* **WHAT YOU WILL DO**
Images are excluded; otherwise, output every record exactly.

* **WORKING DATA**

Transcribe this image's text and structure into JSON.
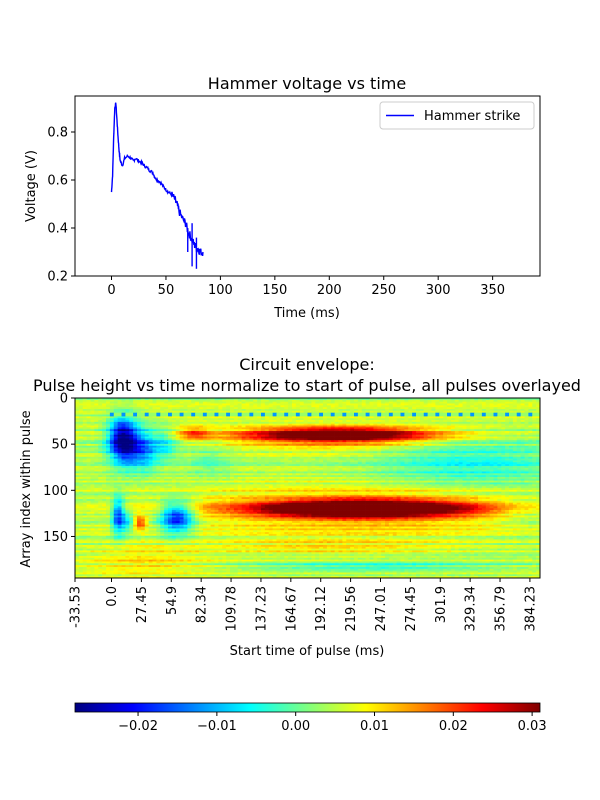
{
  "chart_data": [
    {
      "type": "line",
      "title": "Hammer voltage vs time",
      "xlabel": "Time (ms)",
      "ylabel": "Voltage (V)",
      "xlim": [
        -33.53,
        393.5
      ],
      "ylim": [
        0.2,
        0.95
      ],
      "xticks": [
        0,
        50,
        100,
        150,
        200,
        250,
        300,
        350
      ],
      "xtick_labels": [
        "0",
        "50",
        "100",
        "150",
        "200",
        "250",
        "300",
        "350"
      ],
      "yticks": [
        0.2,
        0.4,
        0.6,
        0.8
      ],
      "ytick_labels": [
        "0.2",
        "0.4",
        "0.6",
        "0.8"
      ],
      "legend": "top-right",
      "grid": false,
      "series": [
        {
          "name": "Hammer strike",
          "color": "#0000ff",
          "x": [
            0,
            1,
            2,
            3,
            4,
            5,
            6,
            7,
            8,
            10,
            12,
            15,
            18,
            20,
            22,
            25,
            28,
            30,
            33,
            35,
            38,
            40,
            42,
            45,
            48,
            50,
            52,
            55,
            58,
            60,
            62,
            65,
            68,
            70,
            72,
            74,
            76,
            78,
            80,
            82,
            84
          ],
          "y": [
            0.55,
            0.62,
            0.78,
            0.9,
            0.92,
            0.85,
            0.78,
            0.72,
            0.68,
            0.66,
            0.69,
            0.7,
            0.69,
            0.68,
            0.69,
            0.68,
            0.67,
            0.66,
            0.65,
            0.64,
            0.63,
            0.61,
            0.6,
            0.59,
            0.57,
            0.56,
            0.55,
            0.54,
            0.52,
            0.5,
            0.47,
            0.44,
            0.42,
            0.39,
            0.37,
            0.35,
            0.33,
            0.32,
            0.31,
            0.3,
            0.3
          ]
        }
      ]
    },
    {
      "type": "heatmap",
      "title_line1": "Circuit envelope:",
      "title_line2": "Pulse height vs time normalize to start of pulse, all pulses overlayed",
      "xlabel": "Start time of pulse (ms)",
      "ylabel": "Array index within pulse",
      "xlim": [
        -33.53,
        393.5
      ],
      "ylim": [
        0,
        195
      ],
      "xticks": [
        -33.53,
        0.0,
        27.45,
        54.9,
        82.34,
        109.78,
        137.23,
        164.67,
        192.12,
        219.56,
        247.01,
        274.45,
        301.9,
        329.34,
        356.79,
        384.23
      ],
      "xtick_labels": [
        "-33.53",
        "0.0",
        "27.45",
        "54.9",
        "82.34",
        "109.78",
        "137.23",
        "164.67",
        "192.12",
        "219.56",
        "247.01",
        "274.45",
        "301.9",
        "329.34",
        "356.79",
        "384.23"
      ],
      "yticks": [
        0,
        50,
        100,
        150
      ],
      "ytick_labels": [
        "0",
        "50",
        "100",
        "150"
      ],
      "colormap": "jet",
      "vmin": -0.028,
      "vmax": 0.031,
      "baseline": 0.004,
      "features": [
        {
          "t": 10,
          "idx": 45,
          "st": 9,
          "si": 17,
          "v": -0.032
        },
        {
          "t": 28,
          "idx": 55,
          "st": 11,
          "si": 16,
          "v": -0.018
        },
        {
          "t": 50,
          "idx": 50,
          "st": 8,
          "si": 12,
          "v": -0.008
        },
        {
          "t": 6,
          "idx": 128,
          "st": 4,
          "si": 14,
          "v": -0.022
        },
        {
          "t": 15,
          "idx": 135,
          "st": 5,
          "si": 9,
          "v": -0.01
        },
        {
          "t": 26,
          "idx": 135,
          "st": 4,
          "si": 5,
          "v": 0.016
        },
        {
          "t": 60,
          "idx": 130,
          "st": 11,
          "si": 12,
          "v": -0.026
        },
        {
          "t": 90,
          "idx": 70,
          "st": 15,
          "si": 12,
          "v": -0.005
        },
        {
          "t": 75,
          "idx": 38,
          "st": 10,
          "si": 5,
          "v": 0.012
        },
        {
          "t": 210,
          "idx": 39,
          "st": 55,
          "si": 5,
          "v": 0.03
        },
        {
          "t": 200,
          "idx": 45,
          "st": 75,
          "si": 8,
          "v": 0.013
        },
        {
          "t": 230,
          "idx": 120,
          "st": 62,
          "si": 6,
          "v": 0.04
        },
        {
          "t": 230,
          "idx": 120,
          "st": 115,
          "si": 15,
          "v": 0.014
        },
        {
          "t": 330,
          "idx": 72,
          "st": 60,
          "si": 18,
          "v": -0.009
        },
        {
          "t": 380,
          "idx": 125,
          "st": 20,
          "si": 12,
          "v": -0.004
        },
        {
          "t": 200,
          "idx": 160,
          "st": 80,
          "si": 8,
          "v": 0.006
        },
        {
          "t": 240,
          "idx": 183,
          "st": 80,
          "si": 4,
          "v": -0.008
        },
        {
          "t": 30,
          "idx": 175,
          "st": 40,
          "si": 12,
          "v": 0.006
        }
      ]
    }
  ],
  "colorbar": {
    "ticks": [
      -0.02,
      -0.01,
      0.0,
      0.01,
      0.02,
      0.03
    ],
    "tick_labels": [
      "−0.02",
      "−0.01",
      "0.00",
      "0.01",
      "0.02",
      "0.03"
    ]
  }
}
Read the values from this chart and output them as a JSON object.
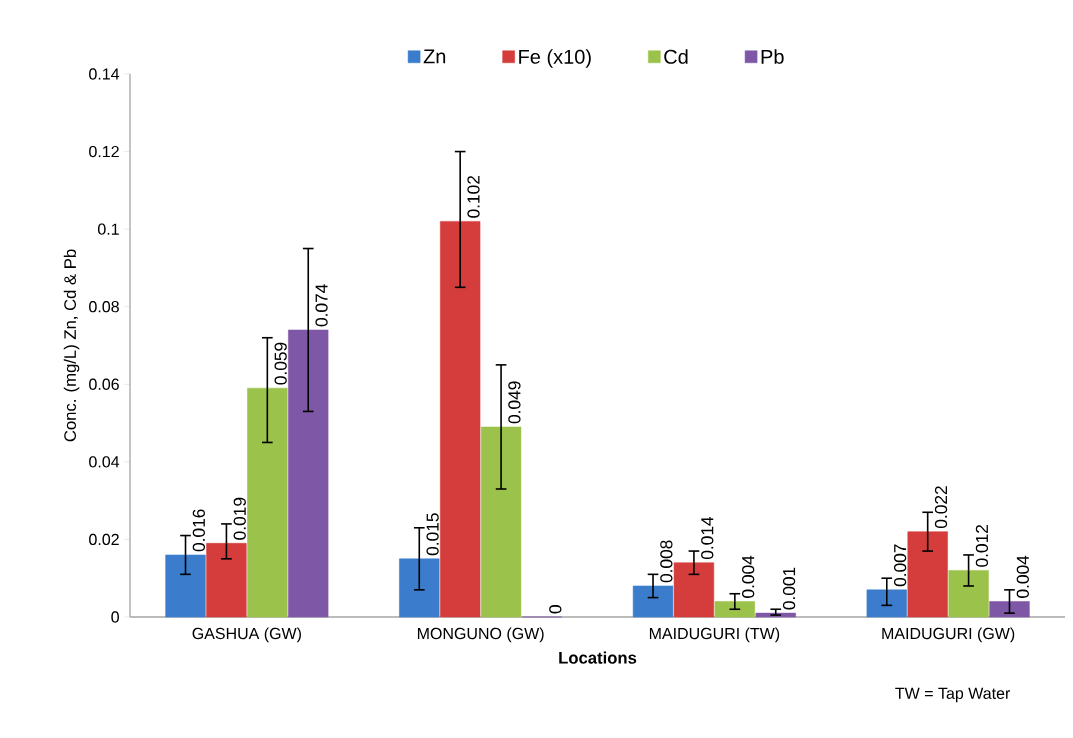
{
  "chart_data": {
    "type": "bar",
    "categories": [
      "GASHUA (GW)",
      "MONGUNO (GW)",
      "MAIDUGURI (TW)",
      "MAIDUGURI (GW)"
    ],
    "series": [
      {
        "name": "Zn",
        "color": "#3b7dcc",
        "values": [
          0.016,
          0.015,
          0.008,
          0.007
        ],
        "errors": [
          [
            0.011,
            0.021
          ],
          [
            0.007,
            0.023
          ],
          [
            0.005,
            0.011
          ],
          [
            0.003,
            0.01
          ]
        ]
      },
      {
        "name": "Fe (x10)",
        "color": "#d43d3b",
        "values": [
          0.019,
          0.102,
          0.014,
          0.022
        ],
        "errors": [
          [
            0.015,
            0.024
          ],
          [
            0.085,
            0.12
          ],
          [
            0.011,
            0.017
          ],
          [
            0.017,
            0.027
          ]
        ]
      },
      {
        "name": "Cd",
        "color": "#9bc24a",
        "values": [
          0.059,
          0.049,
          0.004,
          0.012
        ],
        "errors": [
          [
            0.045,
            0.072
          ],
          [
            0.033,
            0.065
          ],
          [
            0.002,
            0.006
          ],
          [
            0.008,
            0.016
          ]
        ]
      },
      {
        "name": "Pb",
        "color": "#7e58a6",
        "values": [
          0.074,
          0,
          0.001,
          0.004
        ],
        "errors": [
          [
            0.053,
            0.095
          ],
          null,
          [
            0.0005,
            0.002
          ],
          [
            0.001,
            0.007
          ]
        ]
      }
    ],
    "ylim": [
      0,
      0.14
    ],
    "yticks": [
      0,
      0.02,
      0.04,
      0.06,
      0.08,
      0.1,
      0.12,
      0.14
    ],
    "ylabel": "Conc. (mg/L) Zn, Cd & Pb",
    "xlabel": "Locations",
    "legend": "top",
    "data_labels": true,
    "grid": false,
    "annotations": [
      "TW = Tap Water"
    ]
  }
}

* **FULL SOLUTION**
Transcribe this image's text and structure into JSON.
{
  "chart_data": [
    {
      "type": "line",
      "title": "Hammer voltage vs time",
      "xlabel": "Time (ms)",
      "ylabel": "Voltage (V)",
      "xlim": [
        -33.53,
        393.5
      ],
      "ylim": [
        0.2,
        0.95
      ],
      "xticks": [
        0,
        50,
        100,
        150,
        200,
        250,
        300,
        350
      ],
      "xtick_labels": [
        "0",
        "50",
        "100",
        "150",
        "200",
        "250",
        "300",
        "350"
      ],
      "yticks": [
        0.2,
        0.4,
        0.6,
        0.8
      ],
      "ytick_labels": [
        "0.2",
        "0.4",
        "0.6",
        "0.8"
      ],
      "legend": "top-right",
      "grid": false,
      "series": [
        {
          "name": "Hammer strike",
          "color": "#0000ff",
          "x": [
            0,
            1,
            2,
            3,
            4,
            5,
            6,
            7,
            8,
            10,
            12,
            15,
            18,
            20,
            22,
            25,
            28,
            30,
            33,
            35,
            38,
            40,
            42,
            45,
            48,
            50,
            52,
            55,
            58,
            60,
            62,
            65,
            68,
            70,
            72,
            74,
            76,
            78,
            80,
            82,
            84
          ],
          "y": [
            0.55,
            0.62,
            0.78,
            0.9,
            0.92,
            0.85,
            0.78,
            0.72,
            0.68,
            0.66,
            0.69,
            0.7,
            0.69,
            0.68,
            0.69,
            0.68,
            0.67,
            0.66,
            0.65,
            0.64,
            0.63,
            0.61,
            0.6,
            0.59,
            0.57,
            0.56,
            0.55,
            0.54,
            0.52,
            0.5,
            0.47,
            0.44,
            0.42,
            0.39,
            0.37,
            0.35,
            0.33,
            0.32,
            0.31,
            0.3,
            0.3
          ]
        }
      ]
    },
    {
      "type": "heatmap",
      "title_line1": "Circuit envelope:",
      "title_line2": "Pulse height vs time normalize to start of pulse, all pulses overlayed",
      "xlabel": "Start time of pulse (ms)",
      "ylabel": "Array index within pulse",
      "xlim": [
        -33.53,
        393.5
      ],
      "ylim": [
        0,
        195
      ],
      "xticks": [
        -33.53,
        0.0,
        27.45,
        54.9,
        82.34,
        109.78,
        137.23,
        164.67,
        192.12,
        219.56,
        247.01,
        274.45,
        301.9,
        329.34,
        356.79,
        384.23
      ],
      "xtick_labels": [
        "-33.53",
        "0.0",
        "27.45",
        "54.9",
        "82.34",
        "109.78",
        "137.23",
        "164.67",
        "192.12",
        "219.56",
        "247.01",
        "274.45",
        "301.9",
        "329.34",
        "356.79",
        "384.23"
      ],
      "yticks": [
        0,
        50,
        100,
        150
      ],
      "ytick_labels": [
        "0",
        "50",
        "100",
        "150"
      ],
      "colormap": "jet",
      "vmin": -0.028,
      "vmax": 0.031,
      "baseline": 0.004,
      "features": [
        {
          "t": 10,
          "idx": 45,
          "st": 9,
          "si": 17,
          "v": -0.032
        },
        {
          "t": 28,
          "idx": 55,
          "st": 11,
          "si": 16,
          "v": -0.018
        },
        {
          "t": 50,
          "idx": 50,
          "st": 8,
          "si": 12,
          "v": -0.008
        },
        {
          "t": 6,
          "idx": 128,
          "st": 4,
          "si": 14,
          "v": -0.022
        },
        {
          "t": 15,
          "idx": 135,
          "st": 5,
          "si": 9,
          "v": -0.01
        },
        {
          "t": 26,
          "idx": 135,
          "st": 4,
          "si": 5,
          "v": 0.016
        },
        {
          "t": 60,
          "idx": 130,
          "st": 11,
          "si": 12,
          "v": -0.026
        },
        {
          "t": 90,
          "idx": 70,
          "st": 15,
          "si": 12,
          "v": -0.005
        },
        {
          "t": 75,
          "idx": 38,
          "st": 10,
          "si": 5,
          "v": 0.012
        },
        {
          "t": 210,
          "idx": 39,
          "st": 55,
          "si": 5,
          "v": 0.03
        },
        {
          "t": 200,
          "idx": 45,
          "st": 75,
          "si": 8,
          "v": 0.013
        },
        {
          "t": 230,
          "idx": 120,
          "st": 62,
          "si": 6,
          "v": 0.04
        },
        {
          "t": 230,
          "idx": 120,
          "st": 115,
          "si": 15,
          "v": 0.014
        },
        {
          "t": 330,
          "idx": 72,
          "st": 60,
          "si": 18,
          "v": -0.009
        },
        {
          "t": 380,
          "idx": 125,
          "st": 20,
          "si": 12,
          "v": -0.004
        },
        {
          "t": 200,
          "idx": 160,
          "st": 80,
          "si": 8,
          "v": 0.006
        },
        {
          "t": 240,
          "idx": 183,
          "st": 80,
          "si": 4,
          "v": -0.008
        },
        {
          "t": 30,
          "idx": 175,
          "st": 40,
          "si": 12,
          "v": 0.006
        }
      ]
    }
  ],
  "colorbar": {
    "ticks": [
      -0.02,
      -0.01,
      0.0,
      0.01,
      0.02,
      0.03
    ],
    "tick_labels": [
      "−0.02",
      "−0.01",
      "0.00",
      "0.01",
      "0.02",
      "0.03"
    ]
  }
}
Read the values from this chart and output them as a JSON object.
{
  "chart_data": {
    "type": "bar",
    "categories": [
      "GASHUA (GW)",
      "MONGUNO (GW)",
      "MAIDUGURI (TW)",
      "MAIDUGURI (GW)"
    ],
    "series": [
      {
        "name": "Zn",
        "color": "#3b7dcc",
        "values": [
          0.016,
          0.015,
          0.008,
          0.007
        ],
        "errors": [
          [
            0.011,
            0.021
          ],
          [
            0.007,
            0.023
          ],
          [
            0.005,
            0.011
          ],
          [
            0.003,
            0.01
          ]
        ]
      },
      {
        "name": "Fe (x10)",
        "color": "#d43d3b",
        "values": [
          0.019,
          0.102,
          0.014,
          0.022
        ],
        "errors": [
          [
            0.015,
            0.024
          ],
          [
            0.085,
            0.12
          ],
          [
            0.011,
            0.017
          ],
          [
            0.017,
            0.027
          ]
        ]
      },
      {
        "name": "Cd",
        "color": "#9bc24a",
        "values": [
          0.059,
          0.049,
          0.004,
          0.012
        ],
        "errors": [
          [
            0.045,
            0.072
          ],
          [
            0.033,
            0.065
          ],
          [
            0.002,
            0.006
          ],
          [
            0.008,
            0.016
          ]
        ]
      },
      {
        "name": "Pb",
        "color": "#7e58a6",
        "values": [
          0.074,
          0,
          0.001,
          0.004
        ],
        "errors": [
          [
            0.053,
            0.095
          ],
          null,
          [
            0.0005,
            0.002
          ],
          [
            0.001,
            0.007
          ]
        ]
      }
    ],
    "ylim": [
      0,
      0.14
    ],
    "yticks": [
      0,
      0.02,
      0.04,
      0.06,
      0.08,
      0.1,
      0.12,
      0.14
    ],
    "ylabel": "Conc. (mg/L) Zn, Cd & Pb",
    "xlabel": "Locations",
    "legend": "top",
    "data_labels": true,
    "grid": false,
    "annotations": [
      "TW = Tap Water"
    ]
  }
}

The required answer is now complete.